» Texte du document:
"""


    Elle en dessine pour nous les contours avec notamment la création d'un bouton de signalement et répond aux critiques sur la levée de l'anonymat sur les réseaux sociaux.

    Comment lutter par la loi contre les contenus haineux publiés en ligne sur les réseaux sociaux ?

    LAËTITIA AVIA. Notre but est d'agir du début, c'est-à-dire dès le signalement d'un contenu jusqu'à la fin, soit la sanction de l'auteur du contenu avec une responsabilisation de tous les acteurs. Cela inclut les plateformes tels que les réseaux sociaux, les auteurs mais aussi les victimes qui ont un devoir de signalisation de ces propos. Nous avons le devoir de simplifier les mécanismes pour elles ».

    Il existe déjà des outils pour signaler des contenus illicites ou haineux comme la plateforme Pharos, est-ce qu'il n'y a pas le risque de superposer des dispositifs ?

    Ces mécanismes sont extrêmement lourds, il faut fournir nom, adresse, nationalité et qualifier les faits. Si je suis victime d'une insulte raciste en ligne, ce n'est pas à moi de recherche quel article du code pénal s'applique. Cela décourage et ce n'est pas adapté à la temporalité d'Internet. Pour certains, fournisseurs d'accès à distance (FAI) comme Free, il faut même faire une lettre recommandée pour signaler un abus ! Il faut donc simplifier la procédure de signalement pour les victimes comme pour les témoins.

    Quelles formes concrètes cela pourrait prendre pour les victimes ?

    Nous allons demander à tous les acteurs d'avoir une procédure similaire pour tous avec notamment un bouton unique de signalement. L'idée n'est pas de l'imposer par la loi mais je pense qu'un drapeau rouge, déjà utilisé sur certaines plateformes, se comprend rapidement. Il serait facilement identifiable notamment pour les plus jeunes qu'il faut protéger. En moins de trois clics, je dois pouvoir signaler un problème.

"""

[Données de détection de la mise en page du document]
"""

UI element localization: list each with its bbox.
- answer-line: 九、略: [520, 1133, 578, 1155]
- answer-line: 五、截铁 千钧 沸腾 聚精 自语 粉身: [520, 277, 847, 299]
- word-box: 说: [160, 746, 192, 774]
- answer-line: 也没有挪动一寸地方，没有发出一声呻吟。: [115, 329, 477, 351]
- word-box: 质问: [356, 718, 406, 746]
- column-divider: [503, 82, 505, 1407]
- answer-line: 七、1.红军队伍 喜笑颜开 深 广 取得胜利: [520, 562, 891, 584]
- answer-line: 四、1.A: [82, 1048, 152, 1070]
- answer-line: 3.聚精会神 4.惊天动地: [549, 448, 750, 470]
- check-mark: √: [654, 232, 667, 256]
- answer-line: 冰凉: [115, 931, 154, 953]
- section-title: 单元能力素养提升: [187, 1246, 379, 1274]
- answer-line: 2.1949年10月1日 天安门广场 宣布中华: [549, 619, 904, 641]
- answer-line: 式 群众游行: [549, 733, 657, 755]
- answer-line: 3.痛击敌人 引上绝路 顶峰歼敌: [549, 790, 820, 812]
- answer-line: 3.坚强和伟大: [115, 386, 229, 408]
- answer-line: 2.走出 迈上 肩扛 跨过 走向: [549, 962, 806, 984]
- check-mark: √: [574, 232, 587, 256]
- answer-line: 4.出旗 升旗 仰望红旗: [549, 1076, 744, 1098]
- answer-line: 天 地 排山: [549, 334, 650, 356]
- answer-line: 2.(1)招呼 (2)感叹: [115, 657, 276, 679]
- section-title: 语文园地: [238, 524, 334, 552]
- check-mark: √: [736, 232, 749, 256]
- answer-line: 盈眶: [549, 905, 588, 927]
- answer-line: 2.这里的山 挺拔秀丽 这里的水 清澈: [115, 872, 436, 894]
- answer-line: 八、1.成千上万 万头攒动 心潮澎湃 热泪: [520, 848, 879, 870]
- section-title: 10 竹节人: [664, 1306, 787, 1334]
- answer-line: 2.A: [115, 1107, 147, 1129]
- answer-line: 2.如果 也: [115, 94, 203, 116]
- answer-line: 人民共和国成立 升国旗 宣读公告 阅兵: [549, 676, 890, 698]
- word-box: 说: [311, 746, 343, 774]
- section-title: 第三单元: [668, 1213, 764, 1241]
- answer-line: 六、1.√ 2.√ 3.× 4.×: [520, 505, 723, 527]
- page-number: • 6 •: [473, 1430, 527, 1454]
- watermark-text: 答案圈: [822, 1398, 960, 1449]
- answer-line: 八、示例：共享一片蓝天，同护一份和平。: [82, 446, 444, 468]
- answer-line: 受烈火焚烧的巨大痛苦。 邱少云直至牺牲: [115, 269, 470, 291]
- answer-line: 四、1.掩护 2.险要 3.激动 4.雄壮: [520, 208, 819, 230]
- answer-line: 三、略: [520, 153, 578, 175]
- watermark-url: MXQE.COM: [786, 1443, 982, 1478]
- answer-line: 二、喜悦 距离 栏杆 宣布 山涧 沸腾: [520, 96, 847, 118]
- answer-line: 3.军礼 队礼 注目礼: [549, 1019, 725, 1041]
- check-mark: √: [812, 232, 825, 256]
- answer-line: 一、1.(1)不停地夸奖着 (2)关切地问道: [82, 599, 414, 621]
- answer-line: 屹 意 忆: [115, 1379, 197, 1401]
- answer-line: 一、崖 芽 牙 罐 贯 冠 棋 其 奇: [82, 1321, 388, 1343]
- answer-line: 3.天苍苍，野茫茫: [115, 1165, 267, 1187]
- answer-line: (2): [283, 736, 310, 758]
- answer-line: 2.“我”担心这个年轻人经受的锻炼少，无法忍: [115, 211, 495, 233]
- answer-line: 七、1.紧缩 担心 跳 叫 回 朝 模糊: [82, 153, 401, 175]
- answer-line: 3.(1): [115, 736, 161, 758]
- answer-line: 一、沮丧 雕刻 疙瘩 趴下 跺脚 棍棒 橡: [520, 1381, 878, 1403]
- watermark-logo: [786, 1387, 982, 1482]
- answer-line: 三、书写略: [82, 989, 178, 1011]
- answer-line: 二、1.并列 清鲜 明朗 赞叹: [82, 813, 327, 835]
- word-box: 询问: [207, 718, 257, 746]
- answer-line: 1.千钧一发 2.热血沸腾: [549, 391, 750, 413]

"""

» Travail demandé:
a – Recopiez fidèlement le passage de l'entretien sur les contenus haineux en ligne, en commençant à "Elle en dessine" et en terminant à "réseaux sociaux ?".
b – Répondez aux questions suivantes à l'aide de l'entretien sur les contenus haineux en ligne :
(i) Quel fournisseur d'accès est cité comme exigeant une lettre recommandée pour signaler un abus ?
(ii) Quel symbole, déjà utilisé sur certaines plateformes, est présenté comme rapidement compréhensible pour le bouton de signalement ?
(iii) En combien de clics doit-on pouvoir signaler un problème ?
c – Poursuivez l'entretien sur les contenus haineux en ligne à la suite de sa dernière phrase.

» Liste des réponses:
a –
Elle en dessine pour nous les contours avec notamment la création d'un bouton de signalement et répond aux critiques sur la levée de l'anonymat sur les réseaux sociaux.

    Comment lutter par la loi contre les contenus haineux publiés en ligne sur les réseaux sociaux ?

b –
(i) Free.
(ii) Un drapeau rouge.
(iii) En moins de trois clics.

c –
    Vous avez rencontré toutes les grandes plateformes (Facebook, Twitter, Snapchat…), quel a été l'accueil de vos propositions qui vont être contraignantes pour elles ?

    Elles ont une certaine appréhension sur les sanctions potentielles car nous prévoyons de demander le retrait des contenus haineux en 24 heures en créant pour elles le statut d'« accélérateur de contenus » car ces sites et applications créent de la viralité qui booste la diffusion de ces messages de haine. Nous comptons aussi mettre en place des sanctions qui pourraient aller jusqu'à 37,5 millions d'euros d'amende. Ces entreprises sont toutefois prêtes et elles sont volontaires.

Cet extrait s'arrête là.